Goal of the exercise » Leave out the pictures and copy everything else in the entries exactly.

Information supplied »
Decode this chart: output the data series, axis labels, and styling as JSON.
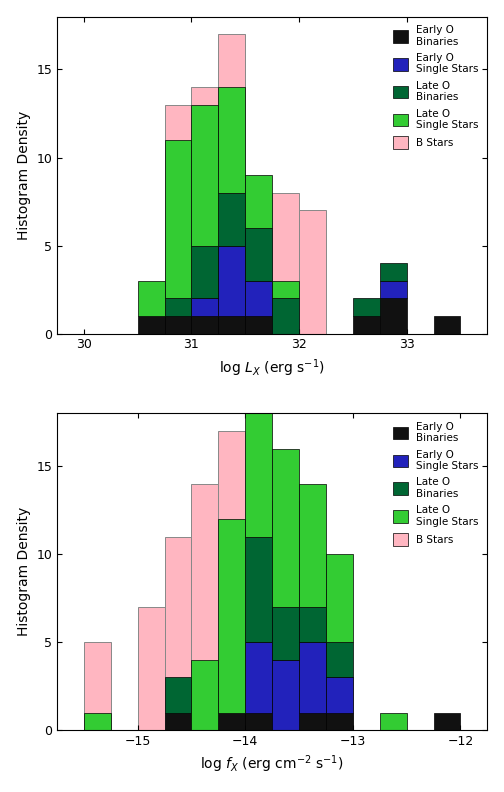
{
  "panel1": {
    "xlabel": "log $L_X$ (erg s$^{-1}$)",
    "ylabel": "Histogram Density",
    "xlim": [
      29.75,
      33.75
    ],
    "ylim": [
      0,
      18
    ],
    "yticks": [
      0,
      5,
      10,
      15
    ],
    "xticks": [
      30,
      31,
      32,
      33
    ],
    "bin_width": 0.25,
    "bins": [
      30.25,
      30.5,
      30.75,
      31.0,
      31.25,
      31.5,
      31.75,
      32.0,
      32.25,
      32.5,
      32.75,
      33.0,
      33.25,
      33.5
    ],
    "categories": {
      "b_stars": {
        "color": "#ffb6c1",
        "label": "B Stars",
        "values": [
          0,
          0,
          13,
          14,
          17,
          8,
          8,
          7,
          0,
          0,
          0,
          0,
          0,
          0
        ]
      },
      "late_o_singles": {
        "color": "#33cc33",
        "label": "Late O\nSingle Stars",
        "values": [
          0,
          2,
          9,
          8,
          6,
          3,
          1,
          0,
          0,
          0,
          0,
          0,
          0,
          0
        ]
      },
      "late_o_binaries": {
        "color": "#006633",
        "label": "Late O\nBinaries",
        "values": [
          0,
          0,
          1,
          3,
          3,
          3,
          2,
          0,
          0,
          1,
          1,
          0,
          0,
          0
        ]
      },
      "early_o_singles": {
        "color": "#2222bb",
        "label": "Early O\nSingle Stars",
        "values": [
          0,
          0,
          0,
          1,
          4,
          2,
          0,
          0,
          0,
          0,
          1,
          0,
          0,
          0
        ]
      },
      "early_o_binaries": {
        "color": "#111111",
        "label": "Early O\nBinaries",
        "values": [
          0,
          1,
          1,
          1,
          1,
          1,
          0,
          0,
          0,
          1,
          2,
          0,
          1,
          0
        ]
      }
    },
    "stack_order": [
      "early_o_binaries",
      "early_o_singles",
      "late_o_binaries",
      "late_o_singles"
    ],
    "background_cat": "b_stars"
  },
  "panel2": {
    "xlabel": "log $f_X$ (erg cm$^{-2}$ s$^{-1}$)",
    "ylabel": "Histogram Density",
    "xlim": [
      -15.75,
      -11.75
    ],
    "ylim": [
      0,
      18
    ],
    "yticks": [
      0,
      5,
      10,
      15
    ],
    "xticks": [
      -15,
      -14,
      -13,
      -12
    ],
    "bin_width": 0.25,
    "bins": [
      -15.5,
      -15.25,
      -15.0,
      -14.75,
      -14.5,
      -14.25,
      -14.0,
      -13.75,
      -13.5,
      -13.25,
      -13.0,
      -12.75,
      -12.5,
      -12.25
    ],
    "categories": {
      "b_stars": {
        "color": "#ffb6c1",
        "label": "B Stars",
        "values": [
          5,
          0,
          7,
          11,
          14,
          17,
          13,
          13,
          8,
          3,
          0,
          0,
          0,
          0
        ]
      },
      "late_o_singles": {
        "color": "#33cc33",
        "label": "Late O\nSingle Stars",
        "values": [
          1,
          0,
          0,
          0,
          4,
          11,
          11,
          9,
          7,
          5,
          0,
          1,
          0,
          0
        ]
      },
      "late_o_binaries": {
        "color": "#006633",
        "label": "Late O\nBinaries",
        "values": [
          0,
          0,
          0,
          2,
          0,
          0,
          6,
          3,
          2,
          2,
          0,
          0,
          0,
          0
        ]
      },
      "early_o_singles": {
        "color": "#2222bb",
        "label": "Early O\nSingle Stars",
        "values": [
          0,
          0,
          0,
          0,
          0,
          0,
          4,
          4,
          4,
          2,
          0,
          0,
          0,
          0
        ]
      },
      "early_o_binaries": {
        "color": "#111111",
        "label": "Early O\nBinaries",
        "values": [
          0,
          0,
          0,
          1,
          0,
          1,
          1,
          0,
          1,
          1,
          0,
          0,
          0,
          1
        ]
      }
    },
    "stack_order": [
      "early_o_binaries",
      "early_o_singles",
      "late_o_binaries",
      "late_o_singles"
    ],
    "background_cat": "b_stars"
  },
  "legend_order": [
    "early_o_binaries",
    "early_o_singles",
    "late_o_binaries",
    "late_o_singles",
    "b_stars"
  ],
  "figure_bg": "#ffffff"
}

Solution to this problem »
Decode this chart: output the data series, axis labels, and styling as JSON.
{
  "panel1": {
    "xlabel": "log $L_X$ (erg s$^{-1}$)",
    "ylabel": "Histogram Density",
    "xlim": [
      29.75,
      33.75
    ],
    "ylim": [
      0,
      18
    ],
    "yticks": [
      0,
      5,
      10,
      15
    ],
    "xticks": [
      30,
      31,
      32,
      33
    ],
    "bin_width": 0.25,
    "bins": [
      30.25,
      30.5,
      30.75,
      31.0,
      31.25,
      31.5,
      31.75,
      32.0,
      32.25,
      32.5,
      32.75,
      33.0,
      33.25,
      33.5
    ],
    "categories": {
      "b_stars": {
        "color": "#ffb6c1",
        "label": "B Stars",
        "values": [
          0,
          0,
          13,
          14,
          17,
          8,
          8,
          7,
          0,
          0,
          0,
          0,
          0,
          0
        ]
      },
      "late_o_singles": {
        "color": "#33cc33",
        "label": "Late O\nSingle Stars",
        "values": [
          0,
          2,
          9,
          8,
          6,
          3,
          1,
          0,
          0,
          0,
          0,
          0,
          0,
          0
        ]
      },
      "late_o_binaries": {
        "color": "#006633",
        "label": "Late O\nBinaries",
        "values": [
          0,
          0,
          1,
          3,
          3,
          3,
          2,
          0,
          0,
          1,
          1,
          0,
          0,
          0
        ]
      },
      "early_o_singles": {
        "color": "#2222bb",
        "label": "Early O\nSingle Stars",
        "values": [
          0,
          0,
          0,
          1,
          4,
          2,
          0,
          0,
          0,
          0,
          1,
          0,
          0,
          0
        ]
      },
      "early_o_binaries": {
        "color": "#111111",
        "label": "Early O\nBinaries",
        "values": [
          0,
          1,
          1,
          1,
          1,
          1,
          0,
          0,
          0,
          1,
          2,
          0,
          1,
          0
        ]
      }
    },
    "stack_order": [
      "early_o_binaries",
      "early_o_singles",
      "late_o_binaries",
      "late_o_singles"
    ],
    "background_cat": "b_stars"
  },
  "panel2": {
    "xlabel": "log $f_X$ (erg cm$^{-2}$ s$^{-1}$)",
    "ylabel": "Histogram Density",
    "xlim": [
      -15.75,
      -11.75
    ],
    "ylim": [
      0,
      18
    ],
    "yticks": [
      0,
      5,
      10,
      15
    ],
    "xticks": [
      -15,
      -14,
      -13,
      -12
    ],
    "bin_width": 0.25,
    "bins": [
      -15.5,
      -15.25,
      -15.0,
      -14.75,
      -14.5,
      -14.25,
      -14.0,
      -13.75,
      -13.5,
      -13.25,
      -13.0,
      -12.75,
      -12.5,
      -12.25
    ],
    "categories": {
      "b_stars": {
        "color": "#ffb6c1",
        "label": "B Stars",
        "values": [
          5,
          0,
          7,
          11,
          14,
          17,
          13,
          13,
          8,
          3,
          0,
          0,
          0,
          0
        ]
      },
      "late_o_singles": {
        "color": "#33cc33",
        "label": "Late O\nSingle Stars",
        "values": [
          1,
          0,
          0,
          0,
          4,
          11,
          11,
          9,
          7,
          5,
          0,
          1,
          0,
          0
        ]
      },
      "late_o_binaries": {
        "color": "#006633",
        "label": "Late O\nBinaries",
        "values": [
          0,
          0,
          0,
          2,
          0,
          0,
          6,
          3,
          2,
          2,
          0,
          0,
          0,
          0
        ]
      },
      "early_o_singles": {
        "color": "#2222bb",
        "label": "Early O\nSingle Stars",
        "values": [
          0,
          0,
          0,
          0,
          0,
          0,
          4,
          4,
          4,
          2,
          0,
          0,
          0,
          0
        ]
      },
      "early_o_binaries": {
        "color": "#111111",
        "label": "Early O\nBinaries",
        "values": [
          0,
          0,
          0,
          1,
          0,
          1,
          1,
          0,
          1,
          1,
          0,
          0,
          0,
          1
        ]
      }
    },
    "stack_order": [
      "early_o_binaries",
      "early_o_singles",
      "late_o_binaries",
      "late_o_singles"
    ],
    "background_cat": "b_stars"
  },
  "legend_order": [
    "early_o_binaries",
    "early_o_singles",
    "late_o_binaries",
    "late_o_singles",
    "b_stars"
  ],
  "figure_bg": "#ffffff"
}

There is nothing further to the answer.